What you are asked to do.
Every line of the material below must be repeated exactly.

-------- Material to process --------

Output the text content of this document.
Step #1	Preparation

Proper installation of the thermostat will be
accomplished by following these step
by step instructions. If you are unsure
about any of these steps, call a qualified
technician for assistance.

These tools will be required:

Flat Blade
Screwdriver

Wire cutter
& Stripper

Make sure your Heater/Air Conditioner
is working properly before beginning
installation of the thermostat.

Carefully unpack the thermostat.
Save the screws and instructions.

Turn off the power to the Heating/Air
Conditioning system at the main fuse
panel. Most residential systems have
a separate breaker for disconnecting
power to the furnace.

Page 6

--------

Expected answer.
Output the text content of this document.
Step #1	Preparation

Proper installation of the thermostat will be
accomplished by following these step
by step instructions. If you are unsure
about any of these steps, call a qualified
technician for assistance.

These tools will be required:

Flat Blade
Screwdriver

Wire cutter
& Stripper

Make sure your Heater/Air Conditioner
is working properly before beginning
installation of the thermostat.

Carefully unpack the thermostat.
Save the screws and instructions.

Turn off the power to the Heating/Air
Conditioning system at the main fuse
panel. Most residential systems have
a separate breaker for disconnecting
power to the furnace.

Page 6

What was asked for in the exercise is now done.